**TASK GOAL:** Look through the records that follow. Copy every line containing the word "actuar".

***

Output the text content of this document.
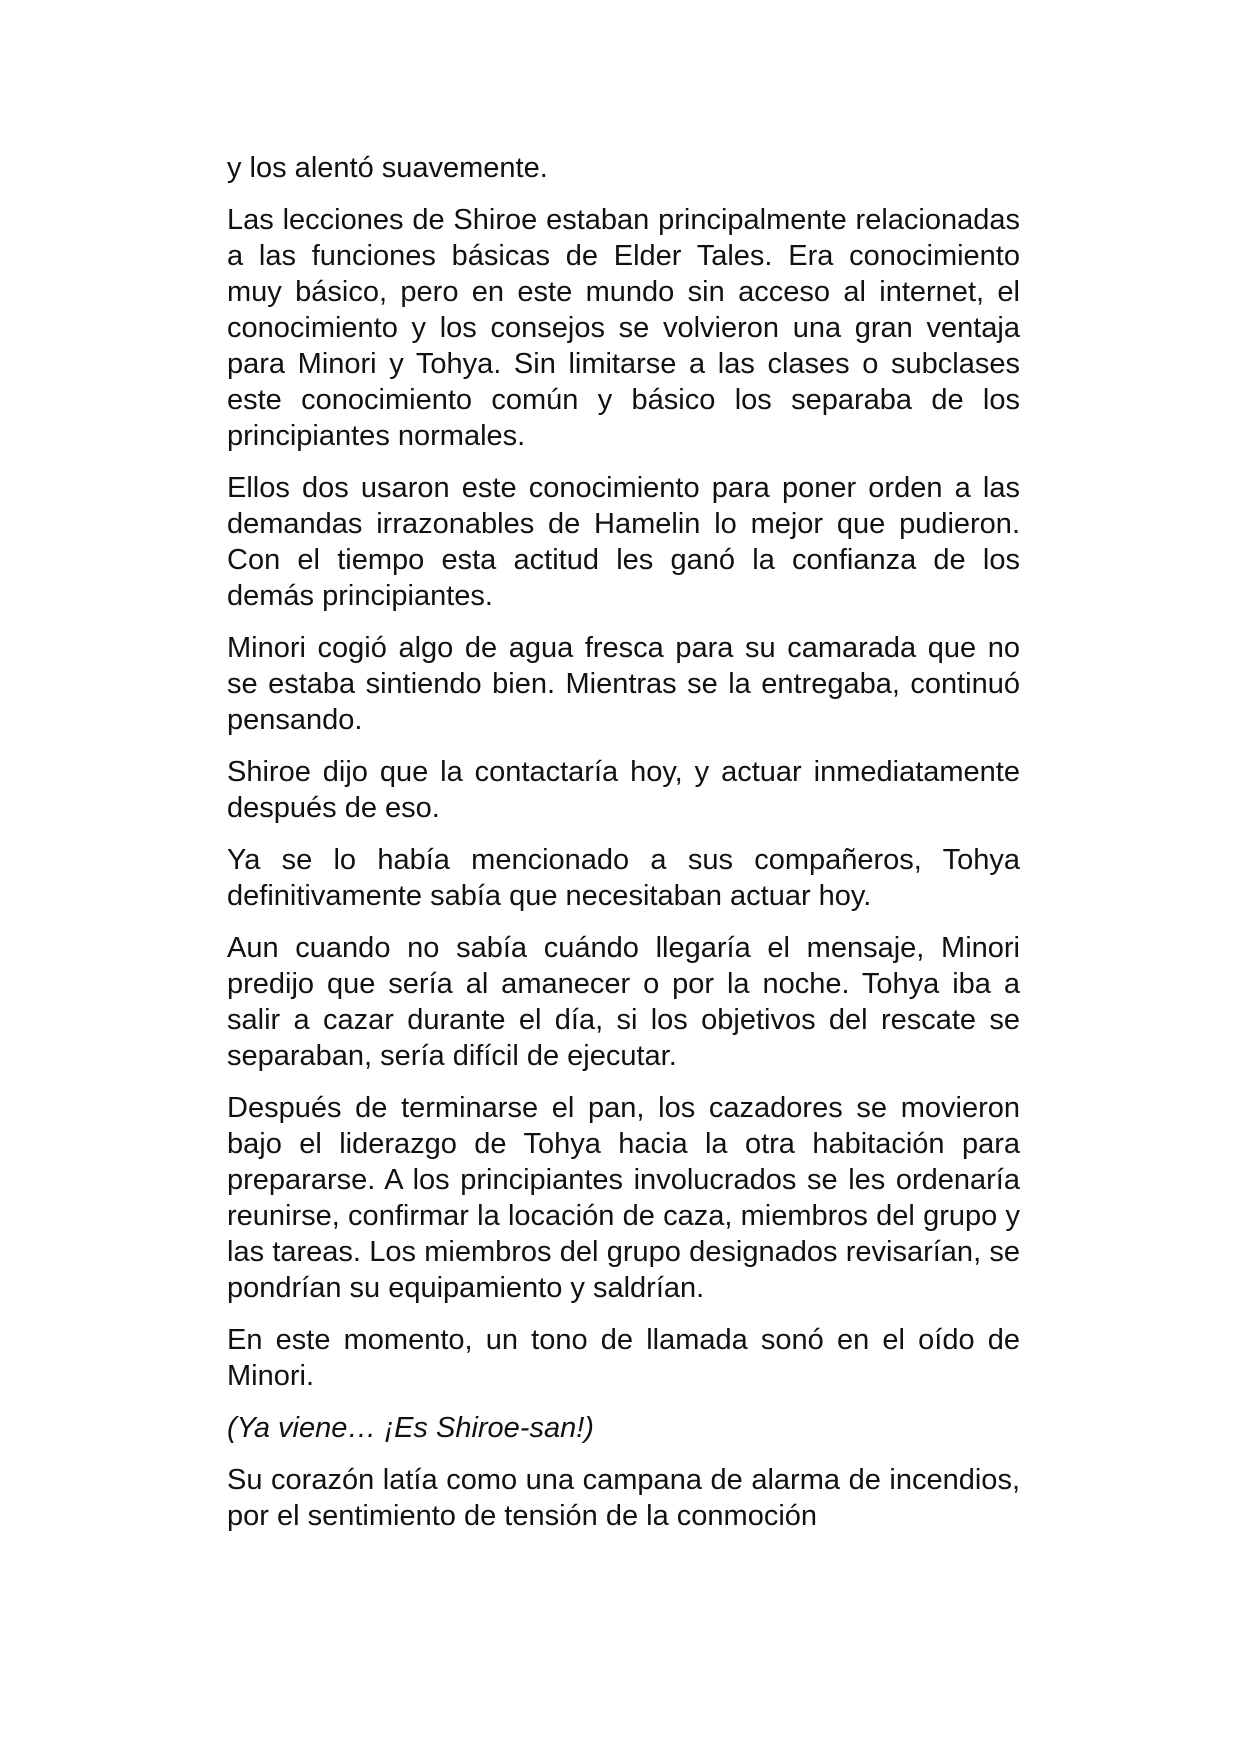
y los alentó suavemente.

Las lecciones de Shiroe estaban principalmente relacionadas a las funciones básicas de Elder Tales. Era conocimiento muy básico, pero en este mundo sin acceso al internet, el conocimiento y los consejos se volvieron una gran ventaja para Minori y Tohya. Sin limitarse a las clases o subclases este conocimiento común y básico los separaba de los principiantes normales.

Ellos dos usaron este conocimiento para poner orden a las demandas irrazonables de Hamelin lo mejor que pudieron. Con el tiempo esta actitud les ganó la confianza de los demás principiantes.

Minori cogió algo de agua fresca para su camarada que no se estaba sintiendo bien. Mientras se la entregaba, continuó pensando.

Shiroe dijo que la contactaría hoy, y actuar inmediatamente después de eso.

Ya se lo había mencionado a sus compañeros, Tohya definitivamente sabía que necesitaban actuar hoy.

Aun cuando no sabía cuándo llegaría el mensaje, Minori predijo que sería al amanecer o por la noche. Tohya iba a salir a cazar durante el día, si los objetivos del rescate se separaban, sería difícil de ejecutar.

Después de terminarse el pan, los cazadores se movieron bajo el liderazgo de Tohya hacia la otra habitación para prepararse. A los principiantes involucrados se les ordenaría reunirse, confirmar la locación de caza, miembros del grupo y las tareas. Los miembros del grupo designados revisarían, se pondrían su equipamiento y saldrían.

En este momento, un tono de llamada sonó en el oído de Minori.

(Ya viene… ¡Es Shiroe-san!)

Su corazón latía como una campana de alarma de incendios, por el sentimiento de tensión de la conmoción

***

**RIGHT ANSWER:**
Shiroe dijo que la contactaría hoy, y actuar inmediatamente después de eso.
Ya se lo había mencionado a sus compañeros, Tohya definitivamente sabía que necesitaban actuar hoy.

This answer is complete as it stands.